Material for this exercise:

══════════════════════════════

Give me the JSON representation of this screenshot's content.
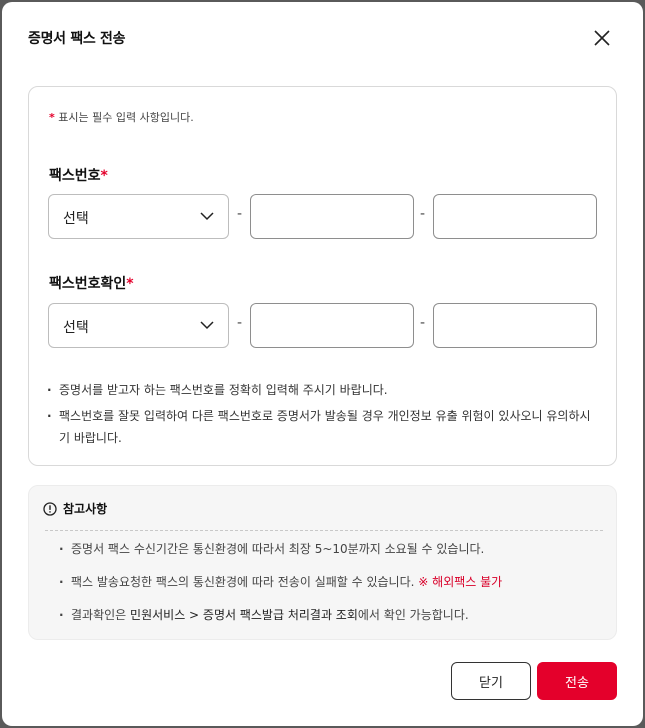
{
  "dialog": {
    "title": "증명서 팩스 전송"
  },
  "form": {
    "required_star": "*",
    "required_note": "표시는 필수 입력 사항입니다.",
    "fax_number": {
      "label": "팩스번호",
      "select_value": "선택",
      "separator": "-",
      "middle_value": "",
      "last_value": ""
    },
    "fax_confirm": {
      "label": "팩스번호확인",
      "select_value": "선택",
      "separator": "-",
      "middle_value": "",
      "last_value": ""
    },
    "notes": [
      "증명서를 받고자 하는 팩스번호를 정확히 입력해 주시기 바랍니다.",
      "팩스번호를 잘못 입력하여 다른 팩스번호로 증명서가 발송될 경우 개인정보 유출 위험이 있사오니 유의하시기 바랍니다."
    ]
  },
  "reference": {
    "title": "참고사항",
    "item1": "증명서 팩스 수신기간은 통신환경에 따라서 최장 5~10분까지 소요될 수 있습니다.",
    "item2_text": "팩스 발송요청한 팩스의 통신환경에 따라 전송이 실패할 수 있습니다.",
    "item2_warning": "※ 해외팩스 불가",
    "item3_prefix": "결과확인은",
    "item3_path": "민원서비스 > 증명서 팩스발급 처리결과 조회",
    "item3_suffix": "에서 확인 가능합니다."
  },
  "actions": {
    "close_label": "닫기",
    "send_label": "전송"
  },
  "colors": {
    "accent": "#e4002b",
    "warning_text": "#d9002a"
  }
}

══════════════════════════════

Find each line that has the word "있습니다", then copy it out.

    "item1": "증명서 팩스 수신기간은 통신환경에 따라서 최장 5~10분까지 소요될 수 있습니다.",
    "item2_text": "팩스 발송요청한 팩스의 통신환경에 따라 전송이 실패할 수 있습니다.",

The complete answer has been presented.